#### EXERCISE OBJECTIVE:
In the stretch from the first of the lines below through the line containing "library-thumbnail[interactable] [709, 331, 880, 427]", replace "thumbnail-checkbox" with "media-checkbox" and keep everything else unchanged. Reproduce only that stretch.

#### DATA EXCERPTS:
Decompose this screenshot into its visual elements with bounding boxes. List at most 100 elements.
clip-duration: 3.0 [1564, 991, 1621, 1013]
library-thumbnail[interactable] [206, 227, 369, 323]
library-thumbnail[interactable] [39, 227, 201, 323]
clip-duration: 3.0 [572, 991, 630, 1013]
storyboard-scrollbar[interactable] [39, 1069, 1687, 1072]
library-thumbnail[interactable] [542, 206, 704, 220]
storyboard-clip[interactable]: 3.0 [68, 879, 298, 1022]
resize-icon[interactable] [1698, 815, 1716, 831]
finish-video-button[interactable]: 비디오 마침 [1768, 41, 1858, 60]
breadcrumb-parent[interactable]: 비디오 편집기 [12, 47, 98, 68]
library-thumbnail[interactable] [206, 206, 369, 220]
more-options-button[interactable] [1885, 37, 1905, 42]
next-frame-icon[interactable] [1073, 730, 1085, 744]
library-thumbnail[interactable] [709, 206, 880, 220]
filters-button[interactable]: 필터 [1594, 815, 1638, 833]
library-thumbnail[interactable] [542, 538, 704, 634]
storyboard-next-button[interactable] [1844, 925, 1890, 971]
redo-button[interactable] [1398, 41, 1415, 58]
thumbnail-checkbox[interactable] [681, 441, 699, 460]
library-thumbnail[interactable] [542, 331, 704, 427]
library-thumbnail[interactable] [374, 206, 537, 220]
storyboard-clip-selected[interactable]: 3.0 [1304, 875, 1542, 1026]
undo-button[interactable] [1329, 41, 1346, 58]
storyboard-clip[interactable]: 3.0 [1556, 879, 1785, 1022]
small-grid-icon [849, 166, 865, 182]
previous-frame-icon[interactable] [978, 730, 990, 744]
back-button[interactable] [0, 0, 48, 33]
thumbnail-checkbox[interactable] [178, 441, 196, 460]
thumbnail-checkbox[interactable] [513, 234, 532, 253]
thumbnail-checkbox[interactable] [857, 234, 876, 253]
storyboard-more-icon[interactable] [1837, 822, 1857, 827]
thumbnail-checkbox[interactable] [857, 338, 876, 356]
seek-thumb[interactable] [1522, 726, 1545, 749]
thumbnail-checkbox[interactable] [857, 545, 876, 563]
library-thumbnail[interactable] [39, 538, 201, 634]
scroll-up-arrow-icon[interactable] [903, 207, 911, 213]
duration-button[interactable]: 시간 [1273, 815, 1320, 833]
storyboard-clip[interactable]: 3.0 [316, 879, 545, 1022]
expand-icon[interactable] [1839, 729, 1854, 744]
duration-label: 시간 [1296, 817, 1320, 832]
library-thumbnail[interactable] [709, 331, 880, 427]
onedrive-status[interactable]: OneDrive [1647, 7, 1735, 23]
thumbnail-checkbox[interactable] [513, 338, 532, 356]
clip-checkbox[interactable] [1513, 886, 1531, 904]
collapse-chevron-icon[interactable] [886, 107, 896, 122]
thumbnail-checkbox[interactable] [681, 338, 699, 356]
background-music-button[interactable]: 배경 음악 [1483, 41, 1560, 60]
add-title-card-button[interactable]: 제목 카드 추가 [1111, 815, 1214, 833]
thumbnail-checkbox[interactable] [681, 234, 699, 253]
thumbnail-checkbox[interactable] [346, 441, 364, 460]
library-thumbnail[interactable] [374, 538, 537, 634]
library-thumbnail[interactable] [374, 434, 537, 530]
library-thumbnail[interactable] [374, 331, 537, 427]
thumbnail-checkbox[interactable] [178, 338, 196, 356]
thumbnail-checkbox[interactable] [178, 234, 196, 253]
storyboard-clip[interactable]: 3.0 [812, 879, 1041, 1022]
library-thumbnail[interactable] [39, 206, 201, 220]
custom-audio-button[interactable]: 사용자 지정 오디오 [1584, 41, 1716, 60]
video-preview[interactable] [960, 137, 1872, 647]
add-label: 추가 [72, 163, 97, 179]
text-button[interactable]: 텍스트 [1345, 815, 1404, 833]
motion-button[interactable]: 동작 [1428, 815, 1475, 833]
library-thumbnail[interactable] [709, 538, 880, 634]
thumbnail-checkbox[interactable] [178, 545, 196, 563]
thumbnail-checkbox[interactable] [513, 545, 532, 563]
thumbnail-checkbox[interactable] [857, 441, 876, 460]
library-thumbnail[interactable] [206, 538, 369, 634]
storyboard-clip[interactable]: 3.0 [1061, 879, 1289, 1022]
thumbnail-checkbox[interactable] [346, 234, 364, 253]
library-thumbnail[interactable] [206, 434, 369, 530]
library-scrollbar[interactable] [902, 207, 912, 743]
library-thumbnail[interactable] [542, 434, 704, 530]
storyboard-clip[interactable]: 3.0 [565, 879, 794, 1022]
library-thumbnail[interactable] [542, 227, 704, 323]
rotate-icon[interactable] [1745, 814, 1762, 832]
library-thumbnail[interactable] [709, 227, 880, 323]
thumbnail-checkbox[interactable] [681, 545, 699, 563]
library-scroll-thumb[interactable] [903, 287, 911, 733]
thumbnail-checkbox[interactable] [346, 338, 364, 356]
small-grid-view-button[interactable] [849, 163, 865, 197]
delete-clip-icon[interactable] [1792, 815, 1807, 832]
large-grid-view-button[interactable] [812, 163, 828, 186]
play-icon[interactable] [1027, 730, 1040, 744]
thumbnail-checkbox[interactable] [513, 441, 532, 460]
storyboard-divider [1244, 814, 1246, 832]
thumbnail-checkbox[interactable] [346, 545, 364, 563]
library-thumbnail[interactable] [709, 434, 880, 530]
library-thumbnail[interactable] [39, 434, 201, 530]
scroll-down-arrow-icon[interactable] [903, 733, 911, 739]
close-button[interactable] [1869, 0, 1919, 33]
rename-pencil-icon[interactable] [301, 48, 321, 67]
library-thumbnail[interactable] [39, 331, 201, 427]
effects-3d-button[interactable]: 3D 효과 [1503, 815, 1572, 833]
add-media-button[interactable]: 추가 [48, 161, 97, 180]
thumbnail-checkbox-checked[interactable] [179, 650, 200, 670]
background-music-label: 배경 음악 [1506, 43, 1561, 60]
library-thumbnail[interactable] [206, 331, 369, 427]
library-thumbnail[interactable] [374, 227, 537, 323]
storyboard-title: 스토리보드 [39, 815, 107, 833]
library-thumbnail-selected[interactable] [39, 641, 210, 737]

#### WRITTEN RESPONSE:
Decompose this screenshot into its visual elements with bounding boxes. List at most 100 elements.
clip-duration: 3.0 [1564, 991, 1621, 1013]
library-thumbnail[interactable] [206, 227, 369, 323]
library-thumbnail[interactable] [39, 227, 201, 323]
clip-duration: 3.0 [572, 991, 630, 1013]
storyboard-scrollbar[interactable] [39, 1069, 1687, 1072]
library-thumbnail[interactable] [542, 206, 704, 220]
storyboard-clip[interactable]: 3.0 [68, 879, 298, 1022]
resize-icon[interactable] [1698, 815, 1716, 831]
finish-video-button[interactable]: 비디오 마침 [1768, 41, 1858, 60]
breadcrumb-parent[interactable]: 비디오 편집기 [12, 47, 98, 68]
library-thumbnail[interactable] [206, 206, 369, 220]
more-options-button[interactable] [1885, 37, 1905, 42]
next-frame-icon[interactable] [1073, 730, 1085, 744]
library-thumbnail[interactable] [709, 206, 880, 220]
filters-button[interactable]: 필터 [1594, 815, 1638, 833]
library-thumbnail[interactable] [542, 538, 704, 634]
storyboard-next-button[interactable] [1844, 925, 1890, 971]
redo-button[interactable] [1398, 41, 1415, 58]
media-checkbox[interactable] [681, 441, 699, 460]
library-thumbnail[interactable] [542, 331, 704, 427]
library-thumbnail[interactable] [374, 206, 537, 220]
storyboard-clip-selected[interactable]: 3.0 [1304, 875, 1542, 1026]
undo-button[interactable] [1329, 41, 1346, 58]
storyboard-clip[interactable]: 3.0 [1556, 879, 1785, 1022]
small-grid-icon [849, 166, 865, 182]
previous-frame-icon[interactable] [978, 730, 990, 744]
back-button[interactable] [0, 0, 48, 33]
media-checkbox[interactable] [178, 441, 196, 460]
media-checkbox[interactable] [513, 234, 532, 253]
media-checkbox[interactable] [857, 234, 876, 253]
storyboard-more-icon[interactable] [1837, 822, 1857, 827]
media-checkbox[interactable] [857, 338, 876, 356]
seek-thumb[interactable] [1522, 726, 1545, 749]
media-checkbox[interactable] [857, 545, 876, 563]
library-thumbnail[interactable] [39, 538, 201, 634]
scroll-up-arrow-icon[interactable] [903, 207, 911, 213]
duration-button[interactable]: 시간 [1273, 815, 1320, 833]
storyboard-clip[interactable]: 3.0 [316, 879, 545, 1022]
expand-icon[interactable] [1839, 729, 1854, 744]
duration-label: 시간 [1296, 817, 1320, 832]
library-thumbnail[interactable] [709, 331, 880, 427]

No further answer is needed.